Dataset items
################
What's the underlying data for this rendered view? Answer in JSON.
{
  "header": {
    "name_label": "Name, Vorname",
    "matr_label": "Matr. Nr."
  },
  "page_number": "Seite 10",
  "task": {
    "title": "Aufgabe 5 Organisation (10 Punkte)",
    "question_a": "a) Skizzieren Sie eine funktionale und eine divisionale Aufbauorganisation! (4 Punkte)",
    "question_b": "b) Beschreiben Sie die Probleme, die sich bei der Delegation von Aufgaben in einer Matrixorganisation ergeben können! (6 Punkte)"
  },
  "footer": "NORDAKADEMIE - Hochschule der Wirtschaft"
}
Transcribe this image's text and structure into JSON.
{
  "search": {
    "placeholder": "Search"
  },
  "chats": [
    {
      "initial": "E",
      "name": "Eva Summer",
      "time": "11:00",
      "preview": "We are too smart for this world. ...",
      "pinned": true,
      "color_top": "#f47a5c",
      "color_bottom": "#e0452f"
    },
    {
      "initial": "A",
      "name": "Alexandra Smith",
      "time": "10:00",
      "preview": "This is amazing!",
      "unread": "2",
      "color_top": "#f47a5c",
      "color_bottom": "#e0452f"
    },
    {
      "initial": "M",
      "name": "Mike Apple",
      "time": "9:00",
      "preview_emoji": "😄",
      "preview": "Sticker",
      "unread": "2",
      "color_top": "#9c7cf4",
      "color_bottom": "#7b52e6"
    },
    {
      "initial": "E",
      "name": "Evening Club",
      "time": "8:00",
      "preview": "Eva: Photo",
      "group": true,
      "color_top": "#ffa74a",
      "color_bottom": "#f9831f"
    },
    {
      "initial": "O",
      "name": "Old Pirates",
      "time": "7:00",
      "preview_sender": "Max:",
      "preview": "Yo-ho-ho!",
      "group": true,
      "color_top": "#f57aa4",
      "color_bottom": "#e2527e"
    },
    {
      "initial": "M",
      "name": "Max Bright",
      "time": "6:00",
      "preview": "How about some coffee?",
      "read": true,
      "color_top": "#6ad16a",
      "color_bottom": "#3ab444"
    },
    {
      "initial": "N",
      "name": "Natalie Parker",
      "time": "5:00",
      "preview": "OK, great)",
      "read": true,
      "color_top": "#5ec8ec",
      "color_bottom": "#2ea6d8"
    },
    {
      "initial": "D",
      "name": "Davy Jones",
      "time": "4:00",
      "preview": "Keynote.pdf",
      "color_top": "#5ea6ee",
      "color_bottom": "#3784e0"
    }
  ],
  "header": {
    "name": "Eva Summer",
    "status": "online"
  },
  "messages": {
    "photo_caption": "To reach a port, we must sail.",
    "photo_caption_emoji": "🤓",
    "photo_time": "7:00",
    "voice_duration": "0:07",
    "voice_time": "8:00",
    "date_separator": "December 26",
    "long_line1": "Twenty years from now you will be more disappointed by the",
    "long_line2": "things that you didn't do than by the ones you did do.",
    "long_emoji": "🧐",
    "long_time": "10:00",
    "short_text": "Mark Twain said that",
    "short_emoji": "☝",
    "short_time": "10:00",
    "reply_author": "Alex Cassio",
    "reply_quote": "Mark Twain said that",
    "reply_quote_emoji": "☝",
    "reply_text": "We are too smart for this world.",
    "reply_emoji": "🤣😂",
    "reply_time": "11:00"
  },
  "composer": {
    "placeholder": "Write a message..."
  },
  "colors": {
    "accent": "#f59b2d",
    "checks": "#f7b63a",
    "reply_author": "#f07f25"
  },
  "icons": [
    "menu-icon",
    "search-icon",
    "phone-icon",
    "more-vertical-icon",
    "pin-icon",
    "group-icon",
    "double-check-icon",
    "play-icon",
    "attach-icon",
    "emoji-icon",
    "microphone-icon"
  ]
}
################
:: Task description ::
Collect each line above holding the string "more".

:: Response to this task ::
    "long_line1": "Twenty years from now you will be more disappointed by the",
    "more-vertical-icon",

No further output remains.